### Aim
Within the listing below, locate all lines containing the word "использования". Copy each one.

### Materials provided
* BEGIN *

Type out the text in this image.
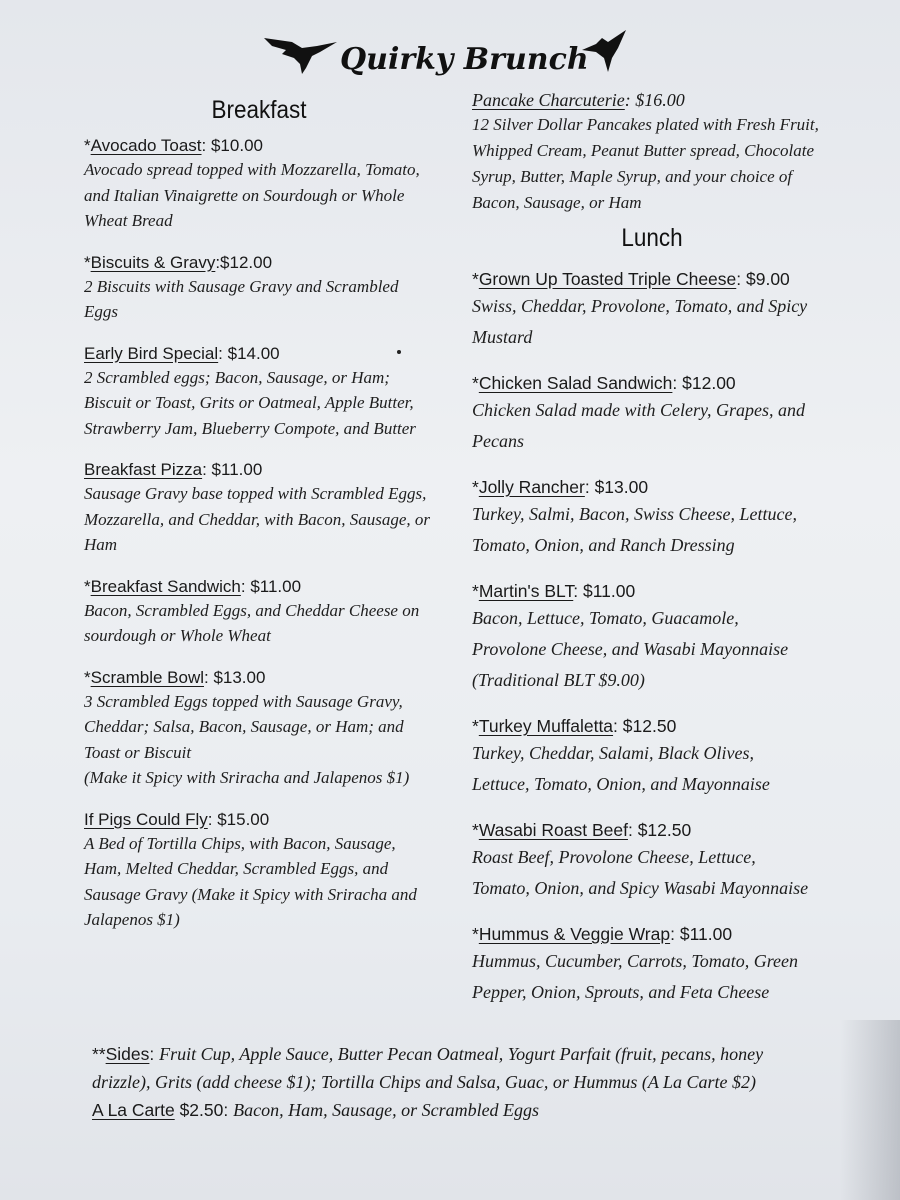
Quirky Brunch
Breakfast
*Avocado Toast: $10.00
Avocado spread topped with Mozzarella, Tomato,
and Italian Vinaigrette on Sourdough or Whole
Wheat Bread
*Biscuits & Gravy:$12.00
2 Biscuits with Sausage Gravy and Scrambled
Eggs
Early Bird Special: $14.00
2 Scrambled eggs; Bacon, Sausage, or Ham;
Biscuit or Toast, Grits or Oatmeal, Apple Butter,
Strawberry Jam, Blueberry Compote, and Butter
Breakfast Pizza: $11.00
Sausage Gravy base topped with Scrambled Eggs,
Mozzarella, and Cheddar, with Bacon, Sausage, or
Ham
*Breakfast Sandwich: $11.00
Bacon, Scrambled Eggs, and Cheddar Cheese on
sourdough or Whole Wheat
*Scramble Bowl: $13.00
3 Scrambled Eggs topped with Sausage Gravy,
Cheddar; Salsa, Bacon, Sausage, or Ham; and
Toast or Biscuit
(Make it Spicy with Sriracha and Jalapenos $1)
If Pigs Could Fly: $15.00
A Bed of Tortilla Chips, with Bacon, Sausage,
Ham, Melted Cheddar, Scrambled Eggs, and
Sausage Gravy (Make it Spicy with Sriracha and
Jalapenos $1)
Pancake Charcuterie: $16.00
12 Silver Dollar Pancakes plated with Fresh Fruit,
Whipped Cream, Peanut Butter spread, Chocolate
Syrup, Butter, Maple Syrup, and your choice of
Bacon, Sausage, or Ham
Lunch
*Grown Up Toasted Triple Cheese: $9.00
Swiss, Cheddar, Provolone, Tomato, and Spicy
Mustard
*Chicken Salad Sandwich: $12.00
Chicken Salad made with Celery, Grapes, and
Pecans
*Jolly Rancher: $13.00
Turkey, Salmi, Bacon, Swiss Cheese, Lettuce,
Tomato, Onion, and Ranch Dressing
*Martin's BLT: $11.00
Bacon, Lettuce, Tomato, Guacamole,
Provolone Cheese, and Wasabi Mayonnaise
(Traditional BLT $9.00)
*Turkey Muffaletta: $12.50
Turkey, Cheddar, Salami, Black Olives,
Lettuce, Tomato, Onion, and Mayonnaise
*Wasabi Roast Beef: $12.50
Roast Beef, Provolone Cheese, Lettuce,
Tomato, Onion, and Spicy Wasabi Mayonnaise
*Hummus & Veggie Wrap: $11.00
Hummus, Cucumber, Carrots, Tomato, Green
Pepper, Onion, Sprouts, and Feta Cheese
**Sides: Fruit Cup, Apple Sauce, Butter Pecan Oatmeal, Yogurt Parfait (fruit, pecans, honey
drizzle), Grits (add cheese $1); Tortilla Chips and Salsa, Guac, or Hummus (A La Carte $2)
A La Carte $2.50: Bacon, Ham, Sausage, or Scrambled Eggs
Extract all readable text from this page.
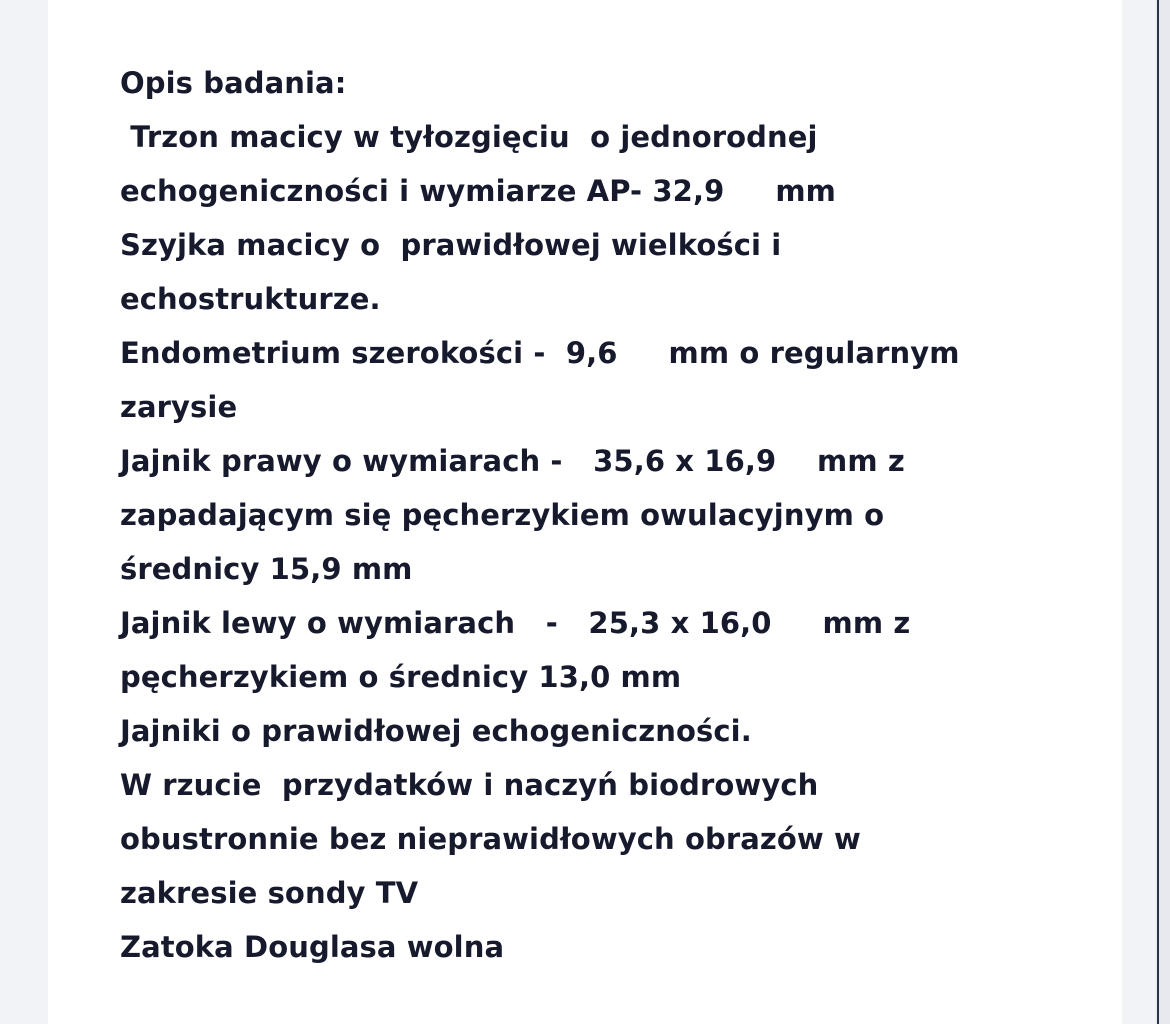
Opis badania:
Trzon macicy w tyłozgięciu  o jednorodnej
echogeniczności i wymiarze AP- 32,9     mm
Szyjka macicy o  prawidłowej wielkości i
echostrukturze.
Endometrium szerokości -  9,6     mm o regularnym
zarysie
Jajnik prawy o wymiarach -   35,6 x 16,9    mm z
zapadającym się pęcherzykiem owulacyjnym o
średnicy 15,9 mm
Jajnik lewy o wymiarach   -   25,3 x 16,0     mm z
pęcherzykiem o średnicy 13,0 mm
Jajniki o prawidłowej echogeniczności.
W rzucie  przydatków i naczyń biodrowych
obustronnie bez nieprawidłowych obrazów w
zakresie sondy TV
Zatoka Douglasa wolna
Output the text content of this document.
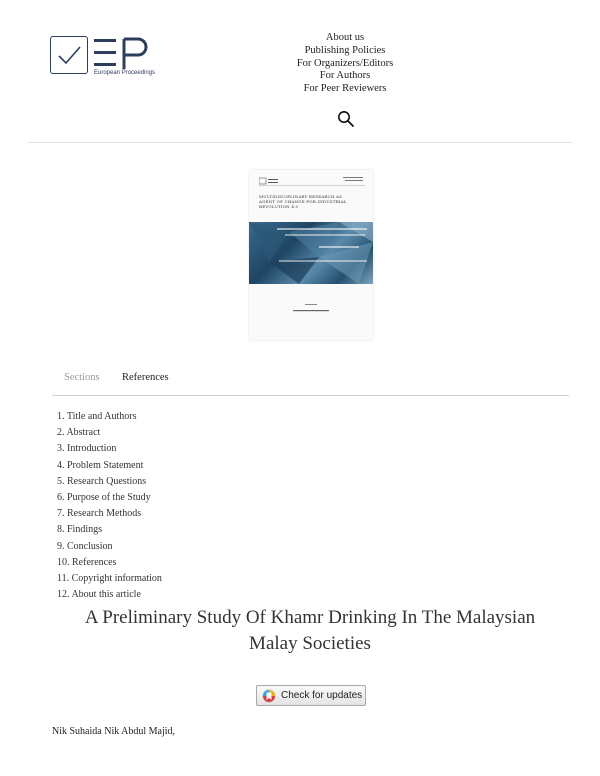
European Proceedings
About us
Publishing Policies
For Organizers/Editors
For Authors
For Peer Reviewers
MULTIDISCIPLINARY RESEARCH AS
AGENT OF CHANGE FOR INDUSTRIAL
REVOLUTION 4.0
Sections References
1. Title and Authors
2. Abstract
3. Introduction
4. Problem Statement
5. Research Questions
6. Purpose of the Study
7. Research Methods
8. Findings
9. Conclusion
10. References
11. Copyright information
12. About this article
A Preliminary Study Of Khamr Drinking In The Malaysian Malay Societies
Check for updates
Nik Suhaida Nik Abdul Majid,
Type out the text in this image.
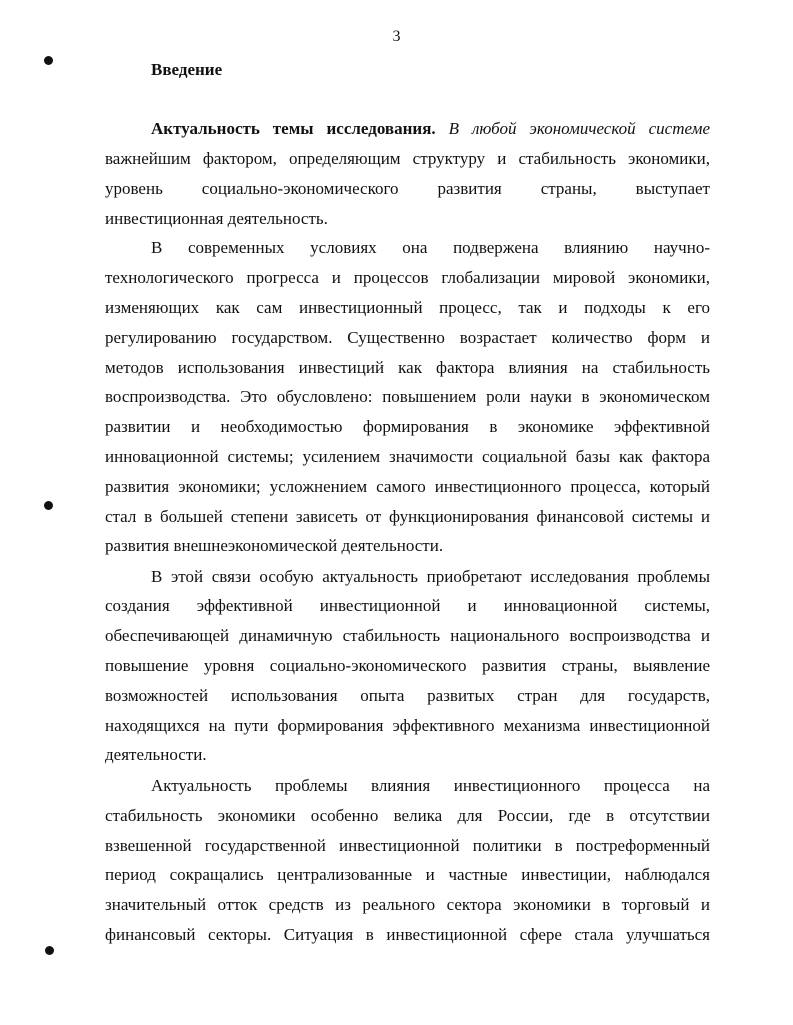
3
Введение
Актуальность темы исследования. В любой экономической системе
важнейшим фактором, определяющим структуру и стабильность экономики,
уровень социально-экономического развития страны, выступает
инвестиционная деятельность.
В современных условиях она подвержена влиянию научно-
технологического прогресса и процессов глобализации мировой экономики,
изменяющих как сам инвестиционный процесс, так и подходы к его
регулированию государством. Существенно возрастает количество форм и
методов использования инвестиций как фактора влияния на стабильность
воспроизводства. Это обусловлено: повышением роли науки в экономическом
развитии и необходимостью формирования в экономике эффективной
инновационной системы; усилением значимости социальной базы как фактора
развития экономики; усложнением самого инвестиционного процесса, который
стал в большей степени зависеть от функционирования финансовой системы и
развития внешнеэкономической деятельности.
В этой связи особую актуальность приобретают исследования проблемы
создания эффективной инвестиционной и инновационной системы,
обеспечивающей динамичную стабильность национального воспроизводства и
повышение уровня социально-экономического развития страны, выявление
возможностей использования опыта развитых стран для государств,
находящихся на пути формирования эффективного механизма инвестиционной
деятельности.
Актуальность проблемы влияния инвестиционного процесса на
стабильность экономики особенно велика для России, где в отсутствии
взвешенной государственной инвестиционной политики в постреформенный
период сокращались централизованные и частные инвестиции, наблюдался
значительный отток средств из реального сектора экономики в торговый и
финансовый секторы. Ситуация в инвестиционной сфере стала улучшаться
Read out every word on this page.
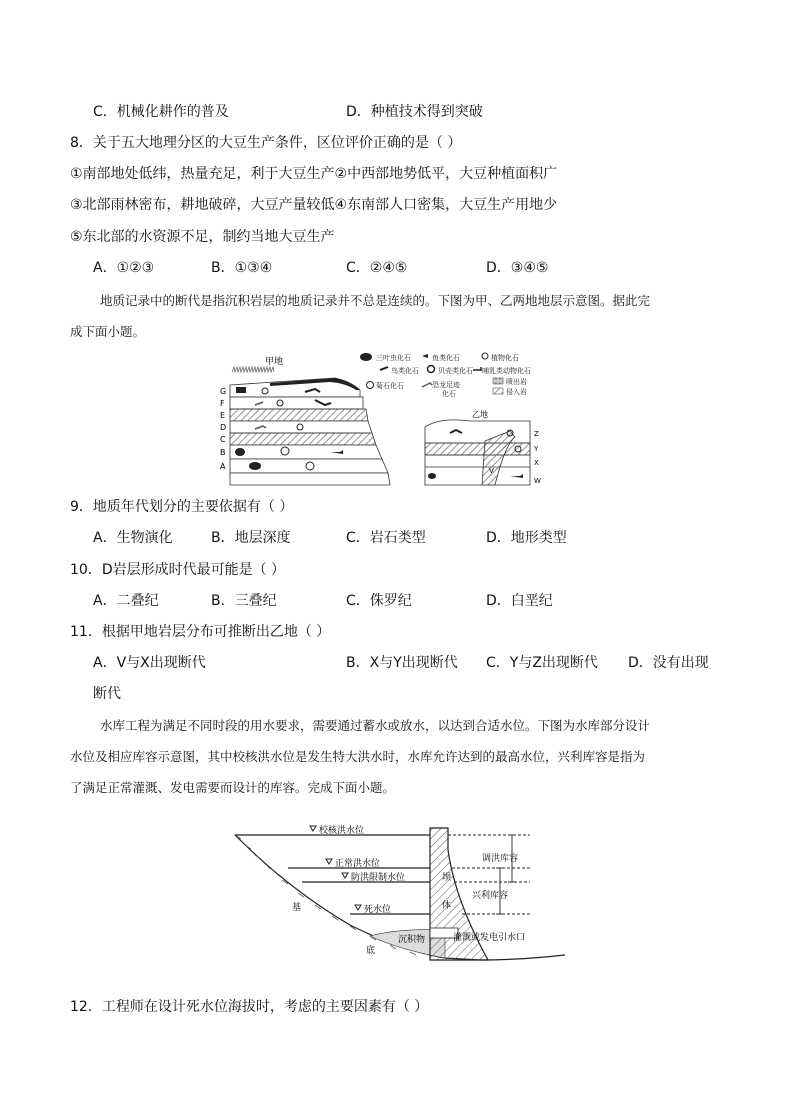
C．机械化耕作的普及	D．种植技术得到突破
8．关于五大地理分区的大豆生产条件，区位评价正确的是（ ）
①南部地处低纬，热量充足，利于大豆生产②中西部地势低平，大豆种植面积广
③北部雨林密布，耕地破碎，大豆产量较低④东南部人口密集，大豆生产用地少
⑤东北部的水资源不足，制约当地大豆生产
A．①②③	B．①③④	C．②④⑤	D．③④⑤
地质记录中的断代是指沉积岩层的地质记录并不总是连续的。下图为甲、乙两地地层示意图。据此完
成下面小题。
甲地
G
F
E
D
C
B
A
三叶虫化石	鱼类化石	植物化石
鸟类化石	贝壳类化石 哺乳类动物化石
菊石化石	恐龙足迹
化石
喷出岩
侵入岩
乙地
Z
Y
X
W
V
9．地质年代划分的主要依据有（ ）
A．生物演化	B．地层深度	C．岩石类型	D．地形类型
10．D岩层形成时代最可能是（ ）
A．二叠纪	B．三叠纪	C．侏罗纪	D．白垩纪
11．根据甲地岩层分布可推断出乙地（ ）
A．V与X出现断代	B．X与Y出现断代 C．Y与Z出现断代 D．没有出现
断代
水库工程为满足不同时段的用水要求，需要通过蓄水或放水，以达到合适水位。下图为水库部分设计
水位及相应库容示意图，其中校核洪水位是发生特大洪水时，水库允许达到的最高水位，兴利库容是指为
了满足正常灌溉、发电需要而设计的库容。完成下面小题。
校核洪水位
正常洪水位
防洪限制水位
死水位
沉积物
基
底
坝
体
灌溉或发电引水口
调洪库容
兴利库容
12．工程师在设计死水位海拔时，考虑的主要因素有（ ）
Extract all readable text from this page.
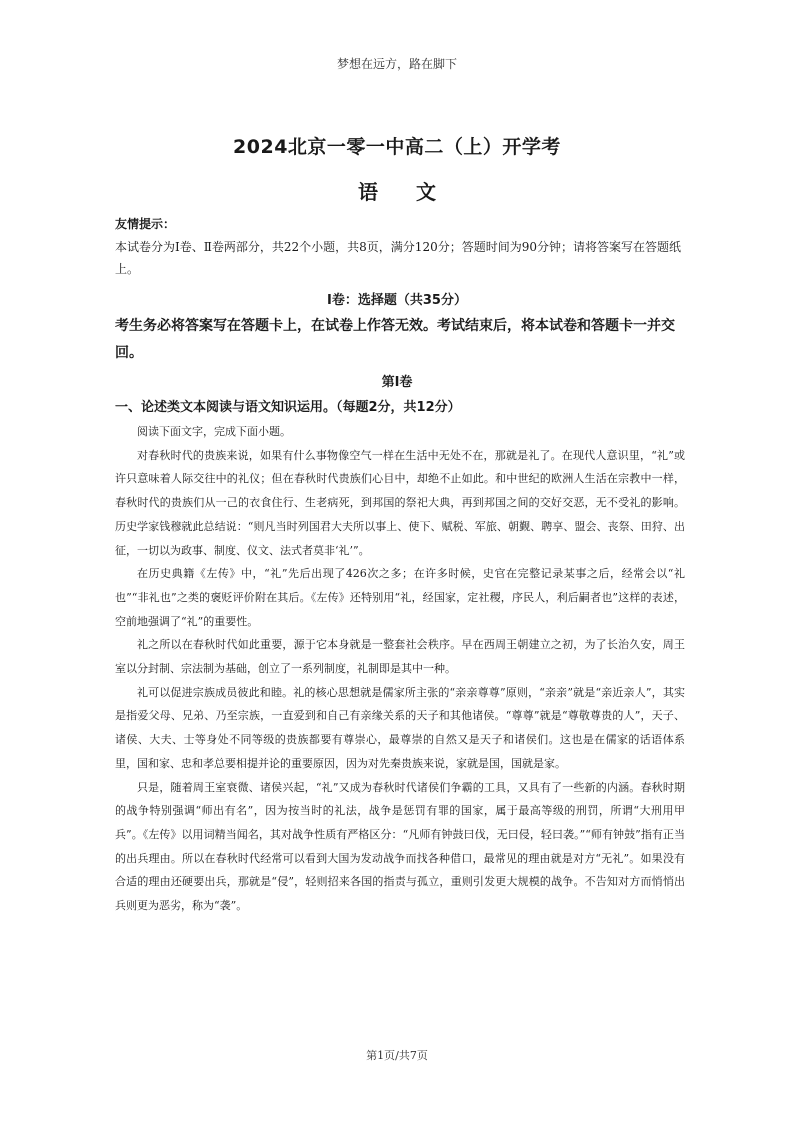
梦想在远方，路在脚下
2024北京一零一中高二（上）开学考
语文
友情提示：
本试卷分为Ⅰ卷、Ⅱ卷两部分，共22个小题，共8页，满分120分；答题时间为90分钟；请将答案写在答题纸上。
Ⅰ卷：选择题（共35分）
考生务必将答案写在答题卡上，在试卷上作答无效。考试结束后，将本试卷和答题卡一并交回。
第Ⅰ卷
一、论述类文本阅读与语文知识运用。（每题2分，共12分）

阅读下面文字，完成下面小题。

对春秋时代的贵族来说，如果有什么事物像空气一样在生活中无处不在，那就是礼了。在现代人意识里，“礼”或许只意味着人际交往中的礼仪；但在春秋时代贵族们心目中，却绝不止如此。和中世纪的欧洲人生活在宗教中一样，春秋时代的贵族们从一己的衣食住行、生老病死，到邦国的祭祀大典，再到邦国之间的交好交恶，无不受礼的影响。历史学家钱穆就此总结说：“则凡当时列国君大夫所以事上、使下、赋税、军旅、朝觐、聘享、盟会、丧祭、田狩、出征，一切以为政事、制度、仪文、法式者莫非‘礼’”。

在历史典籍《左传》中，“礼”先后出现了426次之多；在许多时候，史官在完整记录某事之后，经常会以“礼也”“非礼也”之类的褒贬评价附在其后。《左传》还特别用“礼，经国家，定社稷，序民人，利后嗣者也”这样的表述，空前地强调了“礼”的重要性。

礼之所以在春秋时代如此重要，源于它本身就是一整套社会秩序。早在西周王朝建立之初，为了长治久安，周王室以分封制、宗法制为基础，创立了一系列制度，礼制即是其中一种。

礼可以促进宗族成员彼此和睦。礼的核心思想就是儒家所主张的“亲亲尊尊”原则，“亲亲”就是“亲近亲人”，其实是指爱父母、兄弟、乃至宗族，一直爱到和自己有亲缘关系的天子和其他诸侯。“尊尊”就是“尊敬尊贵的人”，天子、诸侯、大夫、士等身处不同等级的贵族都要有尊崇心，最尊崇的自然又是天子和诸侯们。这也是在儒家的话语体系里，国和家、忠和孝总要相提并论的重要原因，因为对先秦贵族来说，家就是国，国就是家。

只是，随着周王室衰微、诸侯兴起，“礼”又成为春秋时代诸侯们争霸的工具，又具有了一些新的内涵。春秋时期的战争特别强调“师出有名”，因为按当时的礼法，战争是惩罚有罪的国家，属于最高等级的刑罚，所谓“大刑用甲兵”。《左传》以用词精当闻名，其对战争性质有严格区分：“凡师有钟鼓曰伐，无曰侵，轻曰袭。”“师有钟鼓”指有正当的出兵理由。所以在春秋时代经常可以看到大国为发动战争而找各种借口，最常见的理由就是对方“无礼”。如果没有合适的理由还硬要出兵，那就是“侵”，轻则招来各国的指责与孤立，重则引发更大规模的战争。不告知对方而悄悄出兵则更为恶劣，称为“袭”。

第1页/共7页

* END *

### Solution to this task
методов использования инвестиций как фактора влияния на стабильность
возможностей использования опыта развитых стран для государств,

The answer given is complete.